■ **Task description**: Pull every line holding the string "object" from the records below.

■ **Stored data**:
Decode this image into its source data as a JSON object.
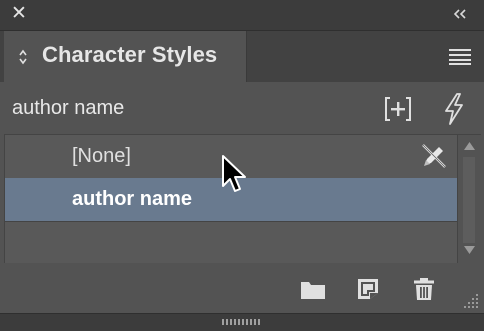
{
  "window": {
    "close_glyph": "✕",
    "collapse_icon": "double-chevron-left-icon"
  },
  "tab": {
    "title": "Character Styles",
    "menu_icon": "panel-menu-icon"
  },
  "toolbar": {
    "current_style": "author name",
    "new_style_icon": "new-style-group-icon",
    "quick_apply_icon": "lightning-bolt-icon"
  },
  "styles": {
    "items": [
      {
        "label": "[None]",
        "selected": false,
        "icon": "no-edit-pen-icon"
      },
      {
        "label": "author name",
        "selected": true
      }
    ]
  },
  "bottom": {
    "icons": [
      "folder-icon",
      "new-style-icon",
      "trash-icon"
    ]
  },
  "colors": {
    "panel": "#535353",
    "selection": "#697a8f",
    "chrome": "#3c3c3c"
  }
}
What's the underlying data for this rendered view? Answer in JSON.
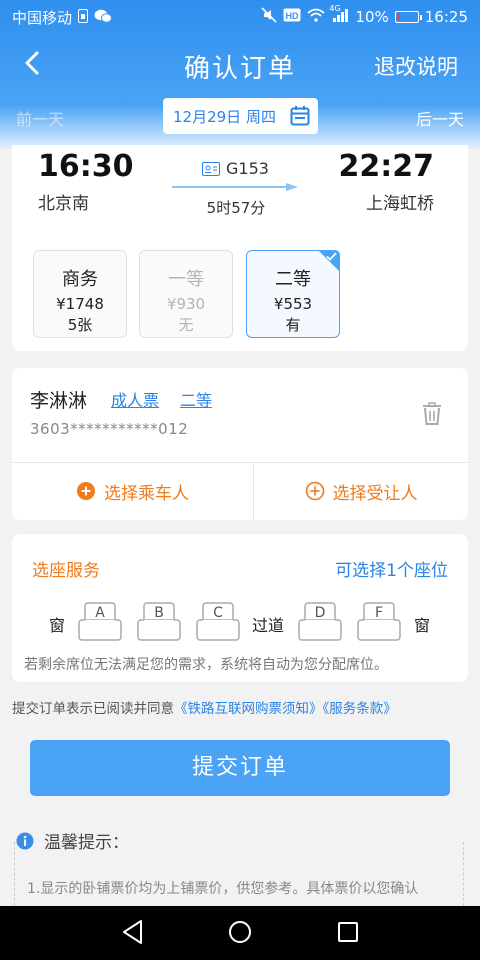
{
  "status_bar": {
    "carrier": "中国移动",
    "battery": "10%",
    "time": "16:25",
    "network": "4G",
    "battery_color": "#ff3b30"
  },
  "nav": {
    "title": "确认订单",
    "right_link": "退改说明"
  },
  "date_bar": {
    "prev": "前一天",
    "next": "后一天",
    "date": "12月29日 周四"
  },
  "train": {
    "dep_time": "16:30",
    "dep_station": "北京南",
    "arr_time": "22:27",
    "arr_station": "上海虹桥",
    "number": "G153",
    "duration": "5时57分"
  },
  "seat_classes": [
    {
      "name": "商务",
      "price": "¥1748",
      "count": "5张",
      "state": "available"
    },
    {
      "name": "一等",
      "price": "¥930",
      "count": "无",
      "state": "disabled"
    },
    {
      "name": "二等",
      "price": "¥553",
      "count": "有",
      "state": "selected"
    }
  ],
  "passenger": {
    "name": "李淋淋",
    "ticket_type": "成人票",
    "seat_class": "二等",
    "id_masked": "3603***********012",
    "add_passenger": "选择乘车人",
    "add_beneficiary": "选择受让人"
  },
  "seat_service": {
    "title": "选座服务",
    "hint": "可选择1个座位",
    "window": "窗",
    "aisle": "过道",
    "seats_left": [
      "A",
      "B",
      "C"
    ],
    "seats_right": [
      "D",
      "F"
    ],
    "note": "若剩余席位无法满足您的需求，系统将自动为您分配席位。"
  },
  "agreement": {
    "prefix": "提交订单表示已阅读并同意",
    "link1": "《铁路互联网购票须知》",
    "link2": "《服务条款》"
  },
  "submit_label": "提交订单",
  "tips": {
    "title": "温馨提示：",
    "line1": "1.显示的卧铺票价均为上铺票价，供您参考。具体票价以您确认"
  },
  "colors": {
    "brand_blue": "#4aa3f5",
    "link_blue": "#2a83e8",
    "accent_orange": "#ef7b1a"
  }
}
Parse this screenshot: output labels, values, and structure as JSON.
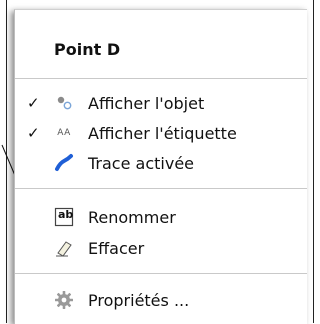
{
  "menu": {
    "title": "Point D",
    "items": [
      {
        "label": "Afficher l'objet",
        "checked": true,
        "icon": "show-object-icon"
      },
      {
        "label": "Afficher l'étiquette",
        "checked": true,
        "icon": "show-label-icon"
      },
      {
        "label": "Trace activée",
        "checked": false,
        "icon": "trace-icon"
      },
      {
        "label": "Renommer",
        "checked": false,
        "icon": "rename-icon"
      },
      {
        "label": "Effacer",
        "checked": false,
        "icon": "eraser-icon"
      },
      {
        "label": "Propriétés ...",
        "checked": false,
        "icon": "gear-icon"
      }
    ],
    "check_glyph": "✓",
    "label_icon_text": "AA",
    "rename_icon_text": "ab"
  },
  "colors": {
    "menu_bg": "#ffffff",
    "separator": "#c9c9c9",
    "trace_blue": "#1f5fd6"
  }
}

■ **Task response**:
Decode this image into its source data as a JSON object.
        "icon": "show-object-icon"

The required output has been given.